======== Entries ========

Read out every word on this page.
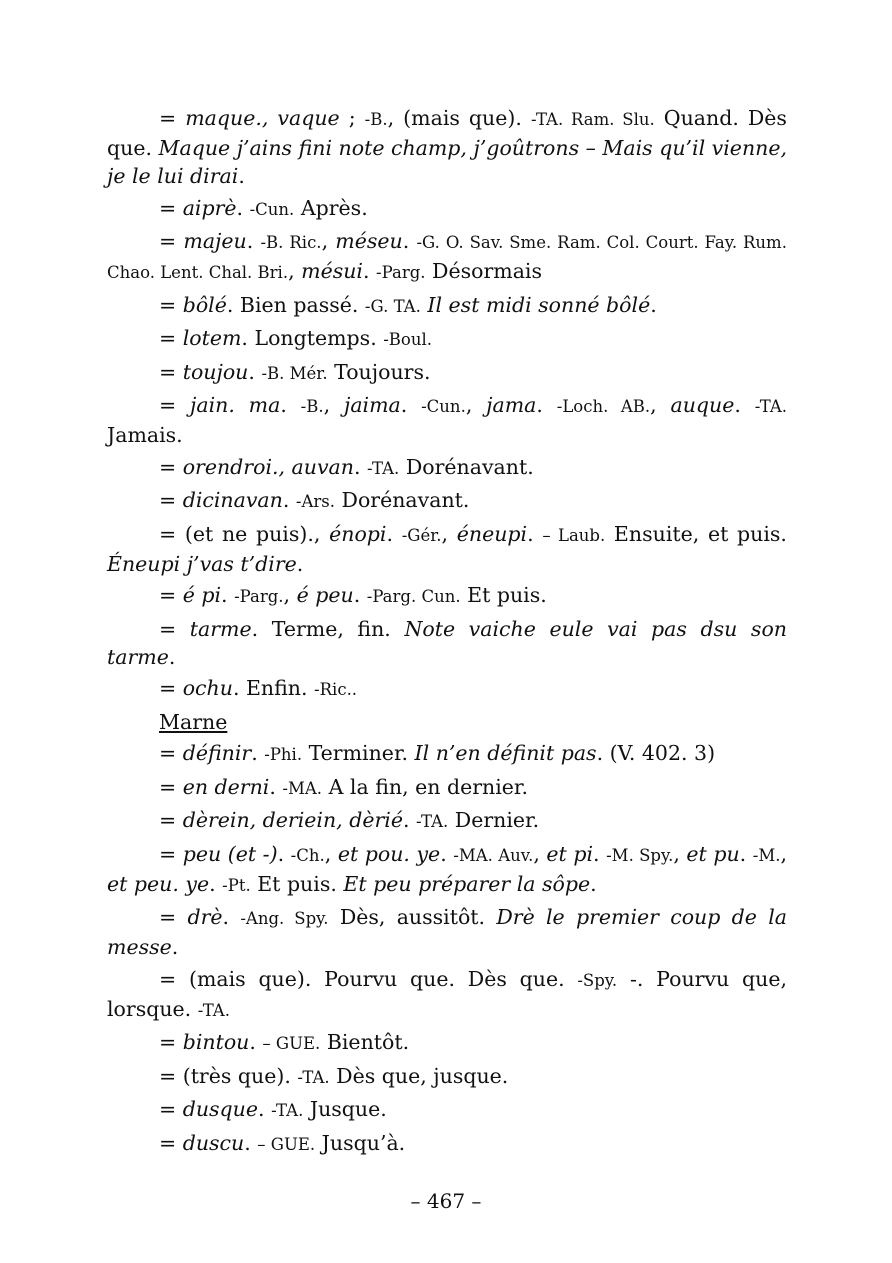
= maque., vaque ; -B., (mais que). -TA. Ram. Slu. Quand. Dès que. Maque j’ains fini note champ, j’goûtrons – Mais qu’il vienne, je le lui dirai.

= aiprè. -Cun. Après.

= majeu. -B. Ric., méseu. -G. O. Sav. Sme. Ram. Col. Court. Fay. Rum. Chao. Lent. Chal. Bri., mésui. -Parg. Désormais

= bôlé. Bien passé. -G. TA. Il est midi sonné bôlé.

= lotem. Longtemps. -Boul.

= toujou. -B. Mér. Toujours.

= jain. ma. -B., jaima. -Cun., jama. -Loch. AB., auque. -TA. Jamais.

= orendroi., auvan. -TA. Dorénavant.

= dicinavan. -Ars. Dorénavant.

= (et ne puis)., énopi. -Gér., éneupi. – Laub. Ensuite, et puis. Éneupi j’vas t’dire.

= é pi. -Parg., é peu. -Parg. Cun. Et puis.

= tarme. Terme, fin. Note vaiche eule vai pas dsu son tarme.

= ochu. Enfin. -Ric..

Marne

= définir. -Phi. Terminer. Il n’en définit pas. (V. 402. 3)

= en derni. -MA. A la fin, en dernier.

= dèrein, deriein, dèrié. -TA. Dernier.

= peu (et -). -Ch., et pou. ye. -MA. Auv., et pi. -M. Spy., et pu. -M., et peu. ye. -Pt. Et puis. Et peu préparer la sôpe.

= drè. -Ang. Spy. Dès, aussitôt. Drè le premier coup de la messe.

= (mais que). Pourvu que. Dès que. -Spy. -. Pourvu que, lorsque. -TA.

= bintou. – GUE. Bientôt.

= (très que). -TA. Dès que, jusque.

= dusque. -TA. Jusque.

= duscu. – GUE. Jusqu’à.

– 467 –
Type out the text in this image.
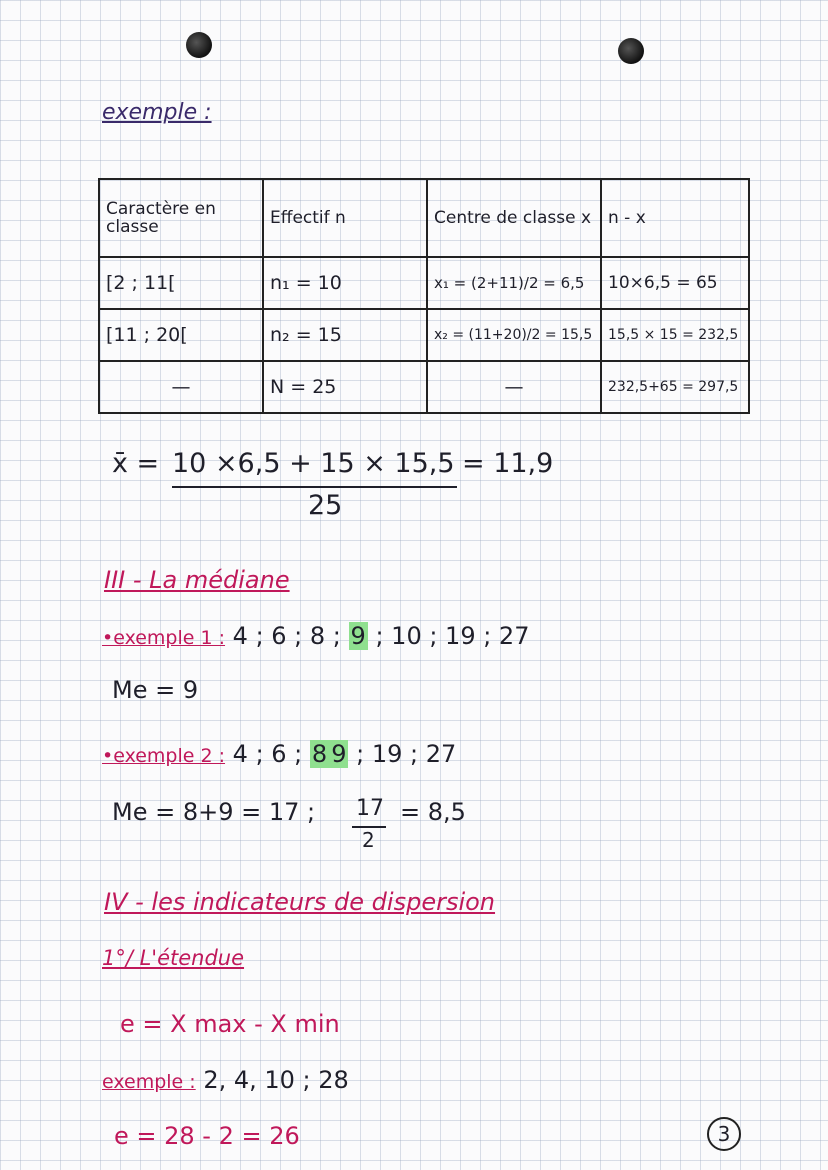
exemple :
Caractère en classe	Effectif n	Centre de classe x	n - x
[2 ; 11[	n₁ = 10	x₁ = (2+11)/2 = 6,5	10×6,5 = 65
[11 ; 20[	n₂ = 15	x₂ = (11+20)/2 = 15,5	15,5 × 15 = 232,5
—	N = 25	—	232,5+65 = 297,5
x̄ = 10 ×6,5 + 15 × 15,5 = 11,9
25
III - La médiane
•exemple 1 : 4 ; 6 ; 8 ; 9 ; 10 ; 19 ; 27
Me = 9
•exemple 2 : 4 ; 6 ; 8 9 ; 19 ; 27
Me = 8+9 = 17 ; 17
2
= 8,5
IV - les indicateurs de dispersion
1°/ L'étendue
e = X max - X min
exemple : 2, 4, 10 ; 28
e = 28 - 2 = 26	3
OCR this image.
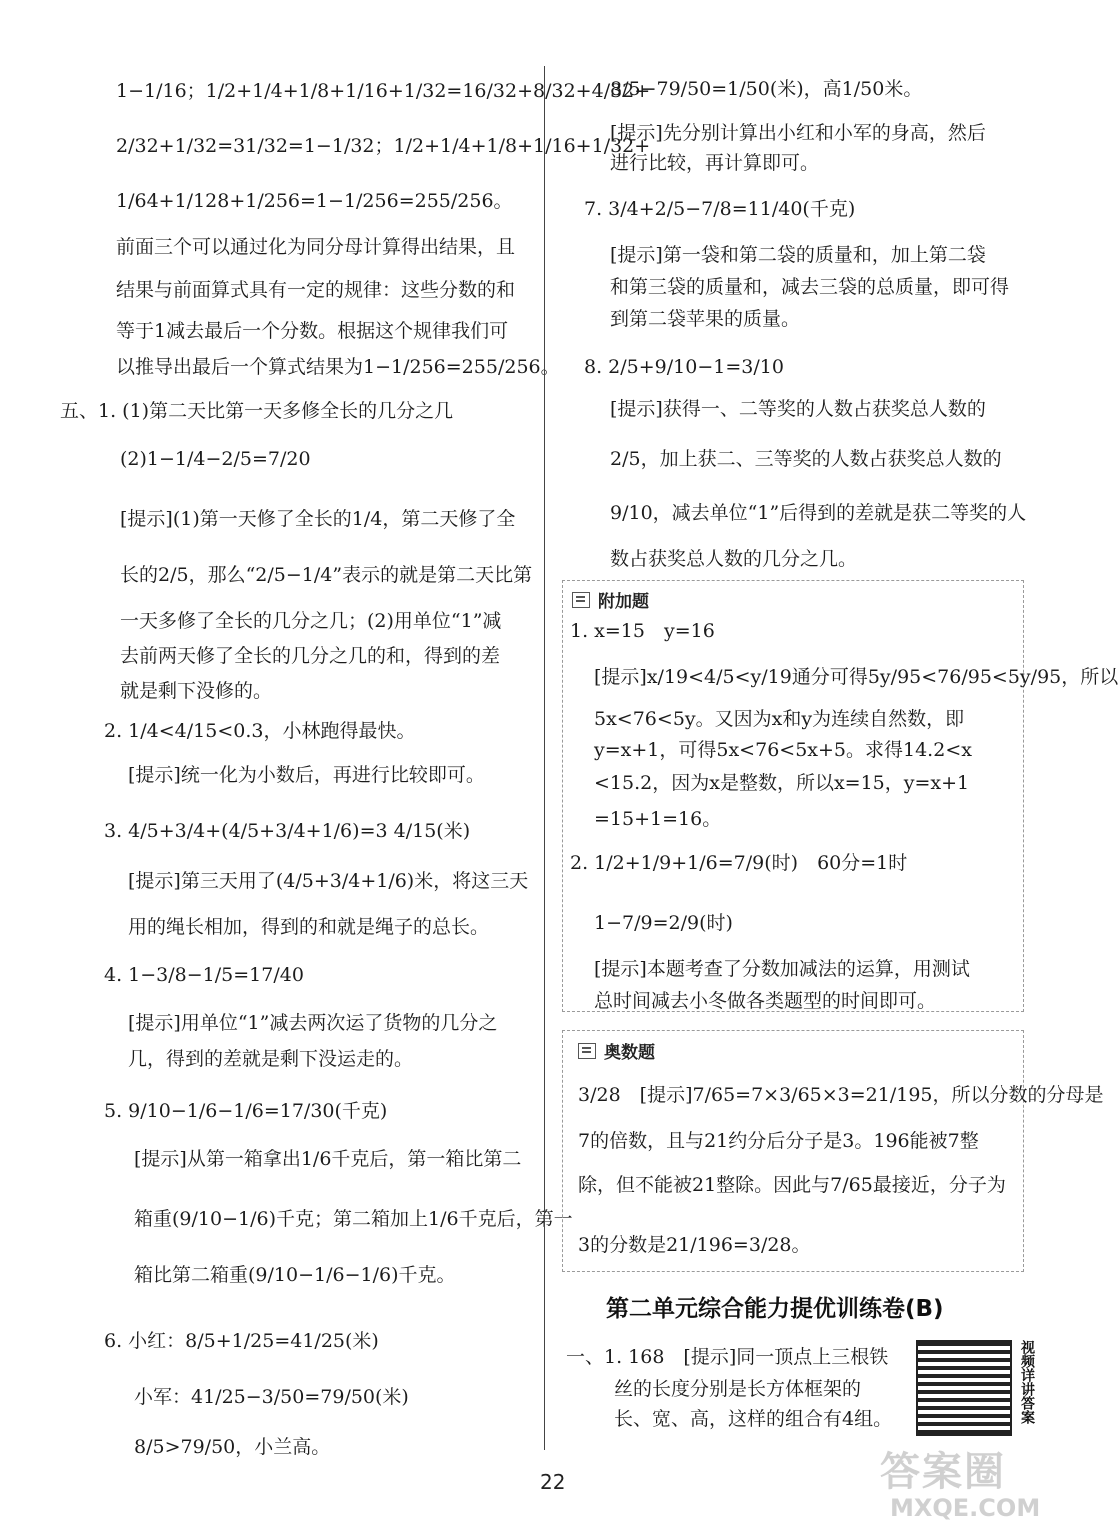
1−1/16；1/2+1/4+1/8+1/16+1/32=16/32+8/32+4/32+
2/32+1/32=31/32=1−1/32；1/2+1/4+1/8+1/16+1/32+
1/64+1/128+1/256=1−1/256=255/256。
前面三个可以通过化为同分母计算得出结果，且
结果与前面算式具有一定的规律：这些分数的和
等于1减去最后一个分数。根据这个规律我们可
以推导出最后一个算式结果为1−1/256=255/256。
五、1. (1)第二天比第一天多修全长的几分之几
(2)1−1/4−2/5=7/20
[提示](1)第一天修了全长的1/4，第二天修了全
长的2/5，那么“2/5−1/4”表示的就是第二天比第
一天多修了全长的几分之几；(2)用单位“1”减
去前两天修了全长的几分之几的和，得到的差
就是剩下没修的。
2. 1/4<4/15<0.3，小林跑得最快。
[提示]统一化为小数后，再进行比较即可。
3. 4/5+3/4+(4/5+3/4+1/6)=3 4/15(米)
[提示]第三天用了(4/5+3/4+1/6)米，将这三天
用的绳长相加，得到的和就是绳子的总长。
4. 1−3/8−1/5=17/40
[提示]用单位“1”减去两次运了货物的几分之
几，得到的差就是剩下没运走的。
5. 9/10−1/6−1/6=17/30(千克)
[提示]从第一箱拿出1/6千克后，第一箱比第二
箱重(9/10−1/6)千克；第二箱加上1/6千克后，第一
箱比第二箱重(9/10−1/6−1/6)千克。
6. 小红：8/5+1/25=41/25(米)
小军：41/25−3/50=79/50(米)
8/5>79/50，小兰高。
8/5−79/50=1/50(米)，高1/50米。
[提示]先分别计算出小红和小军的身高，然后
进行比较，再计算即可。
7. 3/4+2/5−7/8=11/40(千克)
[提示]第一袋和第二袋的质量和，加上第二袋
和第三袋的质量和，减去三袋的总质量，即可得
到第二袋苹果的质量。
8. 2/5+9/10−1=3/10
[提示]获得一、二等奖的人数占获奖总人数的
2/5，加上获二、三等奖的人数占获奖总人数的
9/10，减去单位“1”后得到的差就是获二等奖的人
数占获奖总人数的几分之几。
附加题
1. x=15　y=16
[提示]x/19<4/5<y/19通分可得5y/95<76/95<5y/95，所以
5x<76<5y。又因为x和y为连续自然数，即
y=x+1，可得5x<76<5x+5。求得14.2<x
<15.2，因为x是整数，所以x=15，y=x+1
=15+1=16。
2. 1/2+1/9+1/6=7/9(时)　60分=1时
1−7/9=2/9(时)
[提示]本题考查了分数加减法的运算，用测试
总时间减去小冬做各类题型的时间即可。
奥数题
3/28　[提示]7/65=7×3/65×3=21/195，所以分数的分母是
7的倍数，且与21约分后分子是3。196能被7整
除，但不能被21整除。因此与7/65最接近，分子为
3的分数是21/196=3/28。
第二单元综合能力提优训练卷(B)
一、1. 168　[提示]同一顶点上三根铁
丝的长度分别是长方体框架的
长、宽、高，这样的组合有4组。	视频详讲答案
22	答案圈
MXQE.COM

========

Your copy should hold every record word for word and none of the pictures.

Task result:
Read out every word on this page.
= maque., vaque ; -B., (mais que). -TA. Ram. Slu. Quand. Dès que. Maque j’ains fini note champ, j’goûtrons – Mais qu’il vienne, je le lui dirai.

= aiprè. -Cun. Après.

= majeu. -B. Ric., méseu. -G. O. Sav. Sme. Ram. Col. Court. Fay. Rum. Chao. Lent. Chal. Bri., mésui. -Parg. Désormais

= bôlé. Bien passé. -G. TA. Il est midi sonné bôlé.

= lotem. Longtemps. -Boul.

= toujou. -B. Mér. Toujours.

= jain. ma. -B., jaima. -Cun., jama. -Loch. AB., auque. -TA. Jamais.

= orendroi., auvan. -TA. Dorénavant.

= dicinavan. -Ars. Dorénavant.

= (et ne puis)., énopi. -Gér., éneupi. – Laub. Ensuite, et puis. Éneupi j’vas t’dire.

= é pi. -Parg., é peu. -Parg. Cun. Et puis.

= tarme. Terme, fin. Note vaiche eule vai pas dsu son tarme.

= ochu. Enfin. -Ric..

Marne

= définir. -Phi. Terminer. Il n’en définit pas. (V. 402. 3)

= en derni. -MA. A la fin, en dernier.

= dèrein, deriein, dèrié. -TA. Dernier.

= peu (et -). -Ch., et pou. ye. -MA. Auv., et pi. -M. Spy., et pu. -M., et peu. ye. -Pt. Et puis. Et peu préparer la sôpe.

= drè. -Ang. Spy. Dès, aussitôt. Drè le premier coup de la messe.

= (mais que). Pourvu que. Dès que. -Spy. -. Pourvu que, lorsque. -TA.

= bintou. – GUE. Bientôt.

= (très que). -TA. Dès que, jusque.

= dusque. -TA. Jusque.

= duscu. – GUE. Jusqu’à.

– 467 –
Type out the text in this image.
exemple :
Caractère en classe	Effectif n	Centre de classe x	n - x
[2 ; 11[	n₁ = 10	x₁ = (2+11)/2 = 6,5	10×6,5 = 65
[11 ; 20[	n₂ = 15	x₂ = (11+20)/2 = 15,5	15,5 × 15 = 232,5
—	N = 25	—	232,5+65 = 297,5
x̄ = 10 ×6,5 + 15 × 15,5 = 11,9
25
III - La médiane
•exemple 1 : 4 ; 6 ; 8 ; 9 ; 10 ; 19 ; 27
Me = 9
•exemple 2 : 4 ; 6 ; 8 9 ; 19 ; 27
Me = 8+9 = 17 ; 17
2
= 8,5
IV - les indicateurs de dispersion
1°/ L'étendue
e = X max - X min
exemple : 2, 4, 10 ; 28
e = 28 - 2 = 26	3
OCR this image.
1−1/16；1/2+1/4+1/8+1/16+1/32=16/32+8/32+4/32+
2/32+1/32=31/32=1−1/32；1/2+1/4+1/8+1/16+1/32+
1/64+1/128+1/256=1−1/256=255/256。
前面三个可以通过化为同分母计算得出结果，且
结果与前面算式具有一定的规律：这些分数的和
等于1减去最后一个分数。根据这个规律我们可
以推导出最后一个算式结果为1−1/256=255/256。
五、1. (1)第二天比第一天多修全长的几分之几
(2)1−1/4−2/5=7/20
[提示](1)第一天修了全长的1/4，第二天修了全
长的2/5，那么“2/5−1/4”表示的就是第二天比第
一天多修了全长的几分之几；(2)用单位“1”减
去前两天修了全长的几分之几的和，得到的差
就是剩下没修的。
2. 1/4<4/15<0.3，小林跑得最快。
[提示]统一化为小数后，再进行比较即可。
3. 4/5+3/4+(4/5+3/4+1/6)=3 4/15(米)
[提示]第三天用了(4/5+3/4+1/6)米，将这三天
用的绳长相加，得到的和就是绳子的总长。
4. 1−3/8−1/5=17/40
[提示]用单位“1”减去两次运了货物的几分之
几，得到的差就是剩下没运走的。
5. 9/10−1/6−1/6=17/30(千克)
[提示]从第一箱拿出1/6千克后，第一箱比第二
箱重(9/10−1/6)千克；第二箱加上1/6千克后，第一
箱比第二箱重(9/10−1/6−1/6)千克。
6. 小红：8/5+1/25=41/25(米)
小军：41/25−3/50=79/50(米)
8/5>79/50，小兰高。
8/5−79/50=1/50(米)，高1/50米。
[提示]先分别计算出小红和小军的身高，然后
进行比较，再计算即可。
7. 3/4+2/5−7/8=11/40(千克)
[提示]第一袋和第二袋的质量和，加上第二袋
和第三袋的质量和，减去三袋的总质量，即可得
到第二袋苹果的质量。
8. 2/5+9/10−1=3/10
[提示]获得一、二等奖的人数占获奖总人数的
2/5，加上获二、三等奖的人数占获奖总人数的
9/10，减去单位“1”后得到的差就是获二等奖的人
数占获奖总人数的几分之几。
附加题
1. x=15　y=16
[提示]x/19<4/5<y/19通分可得5y/95<76/95<5y/95，所以
5x<76<5y。又因为x和y为连续自然数，即
y=x+1，可得5x<76<5x+5。求得14.2<x
<15.2，因为x是整数，所以x=15，y=x+1
=15+1=16。
2. 1/2+1/9+1/6=7/9(时)　60分=1时
1−7/9=2/9(时)
[提示]本题考查了分数加减法的运算，用测试
总时间减去小冬做各类题型的时间即可。
奥数题
3/28　[提示]7/65=7×3/65×3=21/195，所以分数的分母是
7的倍数，且与21约分后分子是3。196能被7整
除，但不能被21整除。因此与7/65最接近，分子为
3的分数是21/196=3/28。
第二单元综合能力提优训练卷(B)
一、1. 168　[提示]同一顶点上三根铁
丝的长度分别是长方体框架的
长、宽、高，这样的组合有4组。	视频详讲答案
22	答案圈
MXQE.COM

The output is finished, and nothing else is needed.